> _What you need to do_:
Check each line for the word "Population" and give how many have it. Say nothing else.

::::::::::

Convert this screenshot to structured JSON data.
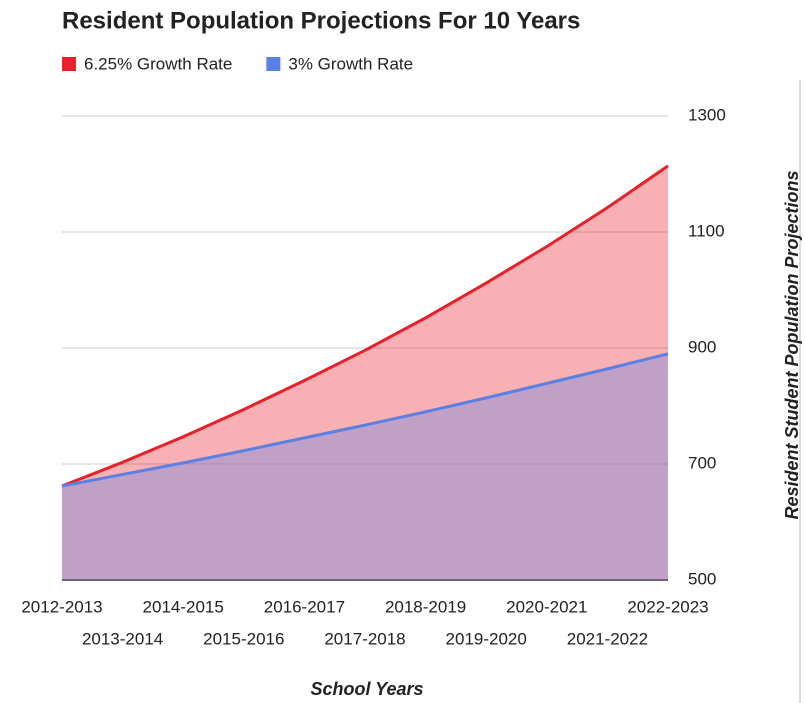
{
  "chart_data": {
    "type": "area",
    "title": "Resident Population Projections For 10 Years",
    "x_label": "School Years",
    "y_label": "Resident Student Population Projections",
    "categories": [
      "2012-2013",
      "2013-2014",
      "2014-2015",
      "2015-2016",
      "2016-2017",
      "2017-2018",
      "2018-2019",
      "2019-2020",
      "2020-2021",
      "2021-2022",
      "2022-2023"
    ],
    "series": [
      {
        "name": "6.25% Growth Rate",
        "color": "#e8202a",
        "values": [
          662,
          703,
          747,
          794,
          844,
          896,
          952,
          1012,
          1075,
          1142,
          1214
        ]
      },
      {
        "name": "3% Growth Rate",
        "color": "#5a80e4",
        "values": [
          662,
          682,
          702,
          723,
          745,
          767,
          790,
          814,
          839,
          864,
          890
        ]
      }
    ],
    "ylim": [
      500,
      1300
    ],
    "yticks": [
      500,
      700,
      900,
      1100,
      1300
    ],
    "y_axis_side": "right",
    "grid": true,
    "legend": "top"
  }
}
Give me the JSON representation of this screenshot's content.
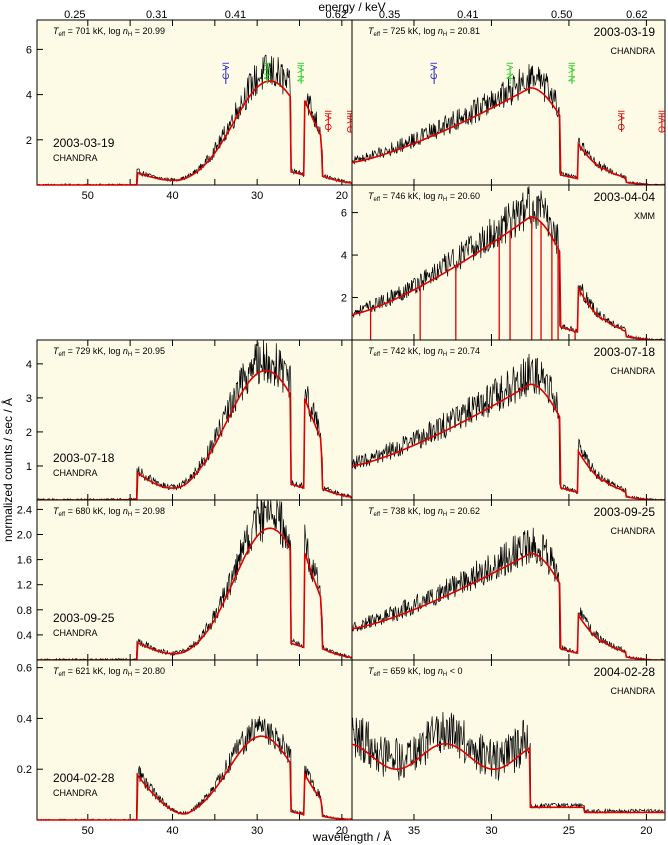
{
  "figure": {
    "ylabel": "normalized counts / sec / Å",
    "xlabel_left": "wavelength / Å",
    "xlabel_right": "",
    "top_label": "energy / keV",
    "colors": {
      "panel_bg": "#fdfbe6",
      "data": "#000000",
      "model": "#e00000",
      "line_c": "#2222cc",
      "line_n": "#22cc22",
      "line_o": "#e00000"
    }
  },
  "chart_data": [
    {
      "type": "line",
      "panel": "left-1",
      "title": "T_eff = 701 kK, log n_H = 20.99",
      "teff_label": "701 kK",
      "nh_label": "20.99",
      "date": "2003-03-19",
      "instrument": "CHANDRA",
      "xlim": [
        56,
        18.8
      ],
      "ylim": [
        0,
        7.3
      ],
      "yticks": [
        2,
        4,
        6
      ],
      "xticks": [
        50,
        45,
        40,
        35,
        30,
        25,
        20
      ],
      "xticklabels": [
        "50",
        "",
        "40",
        "",
        "30",
        "",
        "20"
      ],
      "top_ticks": [
        "0.25",
        "0.31",
        "0.41",
        "0.62"
      ],
      "shape": {
        "peak": 4.6,
        "pk": 28.5,
        "w": 6.0,
        "bump_x": 44.2,
        "bump": 0.55
      },
      "lines": [
        {
          "label": "C VI",
          "x": 33.7,
          "color": "c"
        },
        {
          "label": "N VI",
          "x": 28.8,
          "color": "n"
        },
        {
          "label": "N VII",
          "x": 24.8,
          "color": "n"
        },
        {
          "label": "O VII",
          "x": 21.6,
          "color": "o"
        },
        {
          "label": "O VIII",
          "x": 19.0,
          "color": "o"
        }
      ]
    },
    {
      "type": "line",
      "panel": "right-1",
      "title": "T_eff = 725 kK, log n_H = 20.81",
      "teff_label": "725 kK",
      "nh_label": "20.81",
      "date": "2003-03-19",
      "instrument": "CHANDRA",
      "xlim": [
        39,
        18.8
      ],
      "ylim": [
        0,
        7.3
      ],
      "yticks": [],
      "xticks": [
        35,
        30,
        25,
        20
      ],
      "xticklabels": [
        "",
        "",
        "",
        ""
      ],
      "top_ticks": [
        "0.35",
        "0.41",
        "0.50",
        "0.62"
      ],
      "shape": {
        "peak": 4.3,
        "pk": 27.5,
        "w": 9.0,
        "base": 1.0
      },
      "lines": [
        {
          "label": "C VI",
          "x": 33.7,
          "color": "c"
        },
        {
          "label": "N VI",
          "x": 28.8,
          "color": "n"
        },
        {
          "label": "N VII",
          "x": 24.8,
          "color": "n"
        },
        {
          "label": "O VII",
          "x": 21.6,
          "color": "o"
        },
        {
          "label": "O VIII",
          "x": 19.0,
          "color": "o"
        }
      ]
    },
    {
      "type": "line",
      "panel": "right-2",
      "title": "T_eff = 746 kK, log n_H = 20.60",
      "teff_label": "746 kK",
      "nh_label": "20.60",
      "date": "2003-04-04",
      "instrument": "XMM",
      "xlim": [
        39,
        18.8
      ],
      "ylim": [
        0,
        7.3
      ],
      "yticks": [
        2,
        4,
        6
      ],
      "xticks": [
        35,
        30,
        25,
        20
      ],
      "xticklabels": [
        "",
        "",
        "",
        ""
      ],
      "shape": {
        "peak": 5.8,
        "pk": 27.5,
        "w": 10.0,
        "base": 1.2,
        "xmm": true
      }
    },
    {
      "type": "line",
      "panel": "left-3",
      "title": "T_eff = 729 kK, log n_H = 20.95",
      "teff_label": "729 kK",
      "nh_label": "20.95",
      "date": "2003-07-18",
      "instrument": "CHANDRA",
      "xlim": [
        56,
        18.8
      ],
      "ylim": [
        0,
        4.7
      ],
      "yticks": [
        1,
        2,
        3,
        4
      ],
      "xticks": [
        50,
        45,
        40,
        35,
        30,
        25,
        20
      ],
      "xticklabels": [
        "",
        "",
        "",
        "",
        "",
        "",
        ""
      ],
      "shape": {
        "peak": 3.8,
        "pk": 29.0,
        "w": 6.5,
        "bump_x": 44.2,
        "bump": 0.8
      }
    },
    {
      "type": "line",
      "panel": "right-3",
      "title": "T_eff = 742 kK, log n_H = 20.74",
      "teff_label": "742 kK",
      "nh_label": "20.74",
      "date": "2003-07-18",
      "instrument": "CHANDRA",
      "xlim": [
        39,
        18.8
      ],
      "ylim": [
        0,
        4.7
      ],
      "yticks": [],
      "xticks": [
        35,
        30,
        25,
        20
      ],
      "xticklabels": [
        "",
        "",
        "",
        ""
      ],
      "shape": {
        "peak": 3.4,
        "pk": 27.5,
        "w": 9.0,
        "base": 1.0
      }
    },
    {
      "type": "line",
      "panel": "left-4",
      "title": "T_eff = 680 kK, log n_H = 20.98",
      "teff_label": "680 kK",
      "nh_label": "20.98",
      "date": "2003-09-25",
      "instrument": "CHANDRA",
      "xlim": [
        56,
        18.8
      ],
      "ylim": [
        0,
        2.55
      ],
      "yticks": [
        0.4,
        0.8,
        1.2,
        1.6,
        2.0,
        2.4
      ],
      "yticklabels": [
        "0.4",
        "0.8",
        "1.2",
        "1.6",
        "2.0",
        "2.4"
      ],
      "xticks": [
        50,
        45,
        40,
        35,
        30,
        25,
        20
      ],
      "xticklabels": [
        "",
        "",
        "",
        "",
        "",
        "",
        ""
      ],
      "shape": {
        "peak": 2.1,
        "pk": 28.5,
        "w": 6.0,
        "bump_x": 44.2,
        "bump": 0.28
      }
    },
    {
      "type": "line",
      "panel": "right-4",
      "title": "T_eff = 738 kK, log n_H = 20.62",
      "teff_label": "738 kK",
      "nh_label": "20.62",
      "date": "2003-09-25",
      "instrument": "CHANDRA",
      "xlim": [
        39,
        18.8
      ],
      "ylim": [
        0,
        2.55
      ],
      "yticks": [],
      "xticks": [
        35,
        30,
        25,
        20
      ],
      "xticklabels": [
        "",
        "",
        "",
        ""
      ],
      "shape": {
        "peak": 1.7,
        "pk": 27.5,
        "w": 9.0,
        "base": 0.5
      }
    },
    {
      "type": "line",
      "panel": "left-5",
      "title": "T_eff = 621 kK, log n_H = 20.80",
      "teff_label": "621 kK",
      "nh_label": "20.80",
      "date": "2004-02-28",
      "instrument": "CHANDRA",
      "xlim": [
        56,
        18.8
      ],
      "ylim": [
        0,
        0.63
      ],
      "yticks": [
        0.2,
        0.4,
        0.6
      ],
      "yticklabels": [
        "0.2",
        "0.4",
        "0.6"
      ],
      "xticks": [
        50,
        45,
        40,
        35,
        30,
        25,
        20
      ],
      "xticklabels": [
        "50",
        "",
        "40",
        "",
        "30",
        "",
        "20"
      ],
      "shape": {
        "peak": 0.33,
        "pk": 29.5,
        "w": 5.5,
        "bump_x": 44.2,
        "bump": 0.18
      }
    },
    {
      "type": "line",
      "panel": "right-5",
      "title": "T_eff = 659 kK, log n_H < 0",
      "teff_label": "659 kK",
      "nh_label": "< 0",
      "date": "2004-02-28",
      "instrument": "CHANDRA",
      "xlim": [
        39,
        18.8
      ],
      "ylim": [
        0,
        0.63
      ],
      "yticks": [],
      "xticks": [
        35,
        30,
        25,
        20
      ],
      "xticklabels": [
        "35",
        "30",
        "25",
        "20"
      ],
      "shape": {
        "peak": 0.3,
        "pk": 30.0,
        "w": 9.0,
        "base": 0.25,
        "flat": true
      }
    }
  ]
}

::::::::::

> _Written answer_:
2